What the task requires - Retype every entry exactly, character for character.

Supplied material -
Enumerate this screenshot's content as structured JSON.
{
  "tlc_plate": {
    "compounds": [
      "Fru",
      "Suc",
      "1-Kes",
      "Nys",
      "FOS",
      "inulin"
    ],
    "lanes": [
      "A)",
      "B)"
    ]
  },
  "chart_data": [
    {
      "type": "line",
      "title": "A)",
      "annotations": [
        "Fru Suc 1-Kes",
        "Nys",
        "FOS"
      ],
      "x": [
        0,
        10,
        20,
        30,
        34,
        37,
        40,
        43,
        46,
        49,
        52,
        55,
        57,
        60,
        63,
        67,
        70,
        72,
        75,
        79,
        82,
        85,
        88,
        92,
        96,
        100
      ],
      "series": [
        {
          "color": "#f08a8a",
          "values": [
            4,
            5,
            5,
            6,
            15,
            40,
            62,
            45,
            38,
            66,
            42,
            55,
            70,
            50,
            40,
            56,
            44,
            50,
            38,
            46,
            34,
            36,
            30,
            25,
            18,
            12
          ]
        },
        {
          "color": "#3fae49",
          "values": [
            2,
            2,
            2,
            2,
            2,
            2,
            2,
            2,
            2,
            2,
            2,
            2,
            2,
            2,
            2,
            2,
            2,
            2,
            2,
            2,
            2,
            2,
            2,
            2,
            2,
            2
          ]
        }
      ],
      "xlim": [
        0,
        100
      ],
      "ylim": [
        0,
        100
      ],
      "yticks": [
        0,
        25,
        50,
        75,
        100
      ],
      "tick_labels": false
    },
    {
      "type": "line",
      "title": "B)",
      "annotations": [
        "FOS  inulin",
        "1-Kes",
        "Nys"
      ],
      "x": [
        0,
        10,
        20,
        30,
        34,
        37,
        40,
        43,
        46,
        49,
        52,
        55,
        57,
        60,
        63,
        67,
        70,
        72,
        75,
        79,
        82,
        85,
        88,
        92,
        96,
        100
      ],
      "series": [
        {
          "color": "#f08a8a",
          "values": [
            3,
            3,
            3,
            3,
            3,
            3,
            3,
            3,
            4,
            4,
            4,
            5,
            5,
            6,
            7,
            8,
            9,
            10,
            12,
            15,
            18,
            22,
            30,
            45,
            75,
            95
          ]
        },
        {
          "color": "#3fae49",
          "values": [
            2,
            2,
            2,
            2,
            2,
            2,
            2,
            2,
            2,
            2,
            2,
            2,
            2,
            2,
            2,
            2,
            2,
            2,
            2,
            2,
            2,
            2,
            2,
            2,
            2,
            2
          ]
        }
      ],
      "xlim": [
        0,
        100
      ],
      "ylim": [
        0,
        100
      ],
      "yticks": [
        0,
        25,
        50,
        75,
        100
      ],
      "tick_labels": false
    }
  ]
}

Task response -
Enumerate this screenshot's content as structured JSON.
{
  "tlc_plate": {
    "compounds": [
      "Fru",
      "Suc",
      "1-Kes",
      "Nys",
      "FOS",
      "inulin"
    ],
    "lanes": [
      "A)",
      "B)"
    ]
  },
  "chart_data": [
    {
      "type": "line",
      "title": "A)",
      "annotations": [
        "Fru Suc 1-Kes",
        "Nys",
        "FOS"
      ],
      "x": [
        0,
        10,
        20,
        30,
        34,
        37,
        40,
        43,
        46,
        49,
        52,
        55,
        57,
        60,
        63,
        67,
        70,
        72,
        75,
        79,
        82,
        85,
        88,
        92,
        96,
        100
      ],
      "series": [
        {
          "color": "#f08a8a",
          "values": [
            4,
            5,
            5,
            6,
            15,
            40,
            62,
            45,
            38,
            66,
            42,
            55,
            70,
            50,
            40,
            56,
            44,
            50,
            38,
            46,
            34,
            36,
            30,
            25,
            18,
            12
          ]
        },
        {
          "color": "#3fae49",
          "values": [
            2,
            2,
            2,
            2,
            2,
            2,
            2,
            2,
            2,
            2,
            2,
            2,
            2,
            2,
            2,
            2,
            2,
            2,
            2,
            2,
            2,
            2,
            2,
            2,
            2,
            2
          ]
        }
      ],
      "xlim": [
        0,
        100
      ],
      "ylim": [
        0,
        100
      ],
      "yticks": [
        0,
        25,
        50,
        75,
        100
      ],
      "tick_labels": false
    },
    {
      "type": "line",
      "title": "B)",
      "annotations": [
        "FOS  inulin",
        "1-Kes",
        "Nys"
      ],
      "x": [
        0,
        10,
        20,
        30,
        34,
        37,
        40,
        43,
        46,
        49,
        52,
        55,
        57,
        60,
        63,
        67,
        70,
        72,
        75,
        79,
        82,
        85,
        88,
        92,
        96,
        100
      ],
      "series": [
        {
          "color": "#f08a8a",
          "values": [
            3,
            3,
            3,
            3,
            3,
            3,
            3,
            3,
            4,
            4,
            4,
            5,
            5,
            6,
            7,
            8,
            9,
            10,
            12,
            15,
            18,
            22,
            30,
            45,
            75,
            95
          ]
        },
        {
          "color": "#3fae49",
          "values": [
            2,
            2,
            2,
            2,
            2,
            2,
            2,
            2,
            2,
            2,
            2,
            2,
            2,
            2,
            2,
            2,
            2,
            2,
            2,
            2,
            2,
            2,
            2,
            2,
            2,
            2
          ]
        }
      ],
      "xlim": [
        0,
        100
      ],
      "ylim": [
        0,
        100
      ],
      "yticks": [
        0,
        25,
        50,
        75,
        100
      ],
      "tick_labels": false
    }
  ]
}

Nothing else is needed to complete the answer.